### [Short exercise]
Gather all lines with "Compressed" from the records.
──────────
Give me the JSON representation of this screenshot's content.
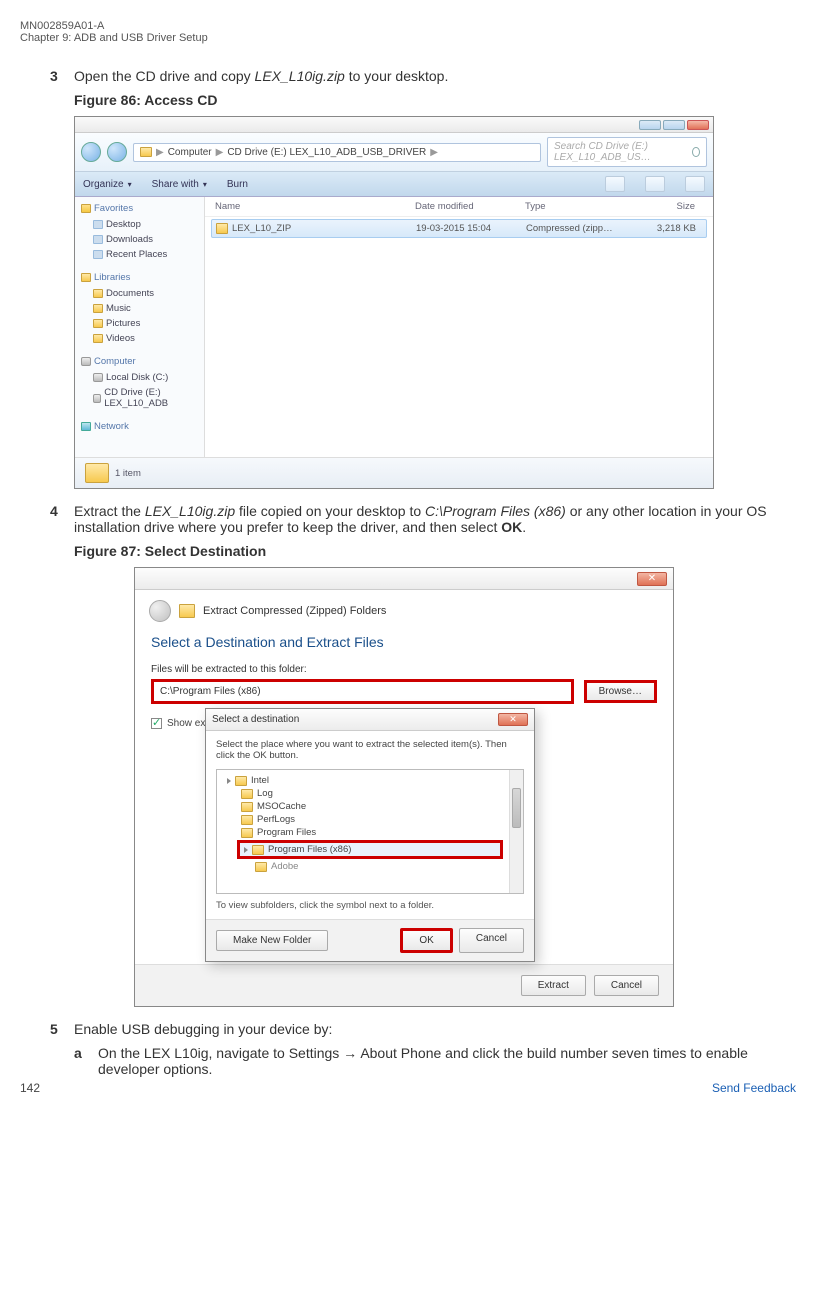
{
  "doc_header": {
    "code": "MN002859A01-A",
    "chapter": "Chapter 9:  ADB and USB Driver Setup"
  },
  "steps": {
    "s3": {
      "num": "3",
      "text_before": "Open the CD drive and copy ",
      "italic": "LEX_L10ig.zip",
      "text_after": " to your desktop."
    },
    "fig86_caption": "Figure 86: Access CD",
    "s4": {
      "num": "4",
      "t1": "Extract the ",
      "italic1": "LEX_L10ig.zip",
      "t2": " file copied on your desktop to ",
      "italic2": "C:\\Program Files (x86)",
      "t3": " or any other location in your OS installation drive where you prefer to keep the driver, and then select ",
      "bold": "OK",
      "t4": "."
    },
    "fig87_caption": "Figure 87: Select Destination",
    "s5": {
      "num": "5",
      "text": "Enable USB debugging in your device by:"
    },
    "s5a": {
      "num": "a",
      "t1": "On the LEX L10ig, navigate to ",
      "bold1": "Settings",
      "arrow": " → ",
      "bold2": "About Phone",
      "t2": " and click the build number seven times to enable developer options."
    }
  },
  "fig86": {
    "address_parts": {
      "p1": "Computer",
      "p2": "CD Drive (E:) LEX_L10_ADB_USB_DRIVER"
    },
    "search_placeholder": "Search CD Drive (E:) LEX_L10_ADB_US…",
    "toolbar": {
      "organize": "Organize",
      "share": "Share with",
      "burn": "Burn"
    },
    "sidebar": {
      "favorites": "Favorites",
      "desktop": "Desktop",
      "downloads": "Downloads",
      "recent": "Recent Places",
      "libraries": "Libraries",
      "documents": "Documents",
      "music": "Music",
      "pictures": "Pictures",
      "videos": "Videos",
      "computer": "Computer",
      "localdisk": "Local Disk (C:)",
      "cddrive": "CD Drive (E:) LEX_L10_ADB",
      "network": "Network"
    },
    "columns": {
      "name": "Name",
      "date": "Date modified",
      "type": "Type",
      "size": "Size"
    },
    "file": {
      "name": "LEX_L10_ZIP",
      "date": "19-03-2015 15:04",
      "type": "Compressed (zipp…",
      "size": "3,218 KB"
    },
    "status": "1 item"
  },
  "fig87": {
    "wizard_title": "Extract Compressed (Zipped) Folders",
    "big_title": "Select a Destination and Extract Files",
    "label": "Files will be extracted to this folder:",
    "path": "C:\\Program Files (x86)",
    "browse": "Browse…",
    "show_checkbox": "Show extract",
    "extract_btn": "Extract",
    "cancel_btn": "Cancel",
    "inner": {
      "title": "Select a destination",
      "instruction": "Select the place where you want to extract the selected item(s).  Then click the OK button.",
      "tree": {
        "intel": "Intel",
        "log": "Log",
        "msocache": "MSOCache",
        "perflogs": "PerfLogs",
        "progfiles": "Program Files",
        "progfilesx86": "Program Files (x86)",
        "adobe": "Adobe"
      },
      "hint": "To view subfolders, click the symbol next to a folder.",
      "make_new": "Make New Folder",
      "ok": "OK",
      "cancel": "Cancel"
    }
  },
  "footer": {
    "page": "142",
    "feedback": "Send Feedback"
  }
}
──────────
### [Result of this exercise]
      "type": "Compressed (zipp…",
    "wizard_title": "Extract Compressed (Zipped) Folders",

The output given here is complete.